[Excerpts from a dataset]
◇ ◇ ◇ ◇ ◇ ◇ ◇
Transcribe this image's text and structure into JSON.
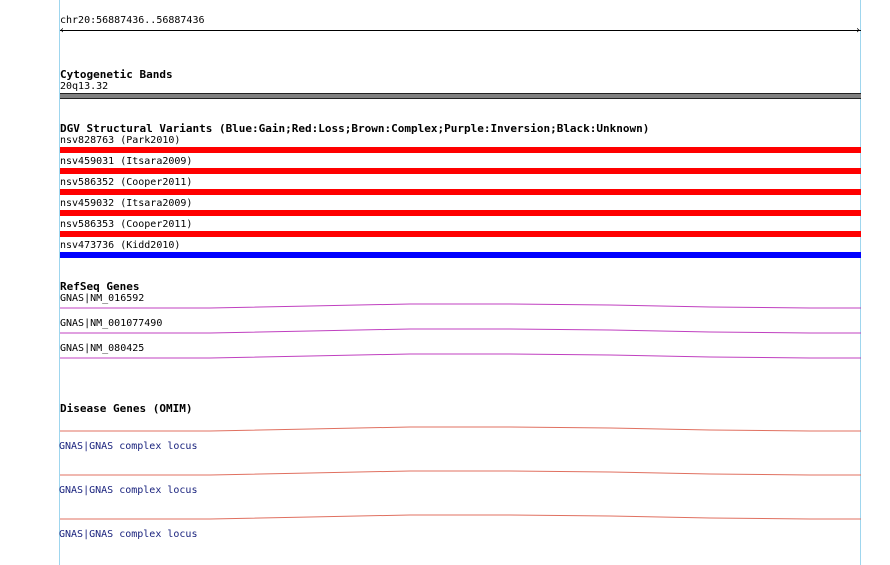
{
  "ruler": {
    "label": "chr20:56887436..56887436"
  },
  "cytogenetic": {
    "title": "Cytogenetic Bands",
    "band": "20q13.32",
    "color": "#808080"
  },
  "dgv": {
    "title": "DGV Structural Variants (Blue:Gain;Red:Loss;Brown:Complex;Purple:Inversion;Black:Unknown)",
    "variants": [
      {
        "label": "nsv828763 (Park2010)",
        "type": "Loss",
        "color": "#ff0000"
      },
      {
        "label": "nsv459031 (Itsara2009)",
        "type": "Loss",
        "color": "#ff0000"
      },
      {
        "label": "nsv586352 (Cooper2011)",
        "type": "Loss",
        "color": "#ff0000"
      },
      {
        "label": "nsv459032 (Itsara2009)",
        "type": "Loss",
        "color": "#ff0000"
      },
      {
        "label": "nsv586353 (Cooper2011)",
        "type": "Loss",
        "color": "#ff0000"
      },
      {
        "label": "nsv473736 (Kidd2010)",
        "type": "Gain",
        "color": "#0000ff"
      }
    ]
  },
  "refseq": {
    "title": "RefSeq Genes",
    "color": "#c040c0",
    "genes": [
      {
        "label": "GNAS|NM_016592"
      },
      {
        "label": "GNAS|NM_001077490"
      },
      {
        "label": "GNAS|NM_080425"
      }
    ]
  },
  "omim": {
    "title": "Disease Genes (OMIM)",
    "color": "#e07060",
    "label_color": "#1a237e",
    "genes": [
      {
        "label": "GNAS|GNAS complex locus"
      },
      {
        "label": "GNAS|GNAS complex locus"
      },
      {
        "label": "GNAS|GNAS complex locus"
      }
    ]
  }
}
◇ ◇ ◇ ◇ ◇ ◇ ◇
§ WHAT TO WORK ON: Your task is to return every entry exactly as it was written, with the pictures removed.

§ EXERCISE SOLUTION:
Transcribe this image's text and structure into JSON.
{
  "ruler": {
    "label": "chr20:56887436..56887436"
  },
  "cytogenetic": {
    "title": "Cytogenetic Bands",
    "band": "20q13.32",
    "color": "#808080"
  },
  "dgv": {
    "title": "DGV Structural Variants (Blue:Gain;Red:Loss;Brown:Complex;Purple:Inversion;Black:Unknown)",
    "variants": [
      {
        "label": "nsv828763 (Park2010)",
        "type": "Loss",
        "color": "#ff0000"
      },
      {
        "label": "nsv459031 (Itsara2009)",
        "type": "Loss",
        "color": "#ff0000"
      },
      {
        "label": "nsv586352 (Cooper2011)",
        "type": "Loss",
        "color": "#ff0000"
      },
      {
        "label": "nsv459032 (Itsara2009)",
        "type": "Loss",
        "color": "#ff0000"
      },
      {
        "label": "nsv586353 (Cooper2011)",
        "type": "Loss",
        "color": "#ff0000"
      },
      {
        "label": "nsv473736 (Kidd2010)",
        "type": "Gain",
        "color": "#0000ff"
      }
    ]
  },
  "refseq": {
    "title": "RefSeq Genes",
    "color": "#c040c0",
    "genes": [
      {
        "label": "GNAS|NM_016592"
      },
      {
        "label": "GNAS|NM_001077490"
      },
      {
        "label": "GNAS|NM_080425"
      }
    ]
  },
  "omim": {
    "title": "Disease Genes (OMIM)",
    "color": "#e07060",
    "label_color": "#1a237e",
    "genes": [
      {
        "label": "GNAS|GNAS complex locus"
      },
      {
        "label": "GNAS|GNAS complex locus"
      },
      {
        "label": "GNAS|GNAS complex locus"
      }
    ]
  }
}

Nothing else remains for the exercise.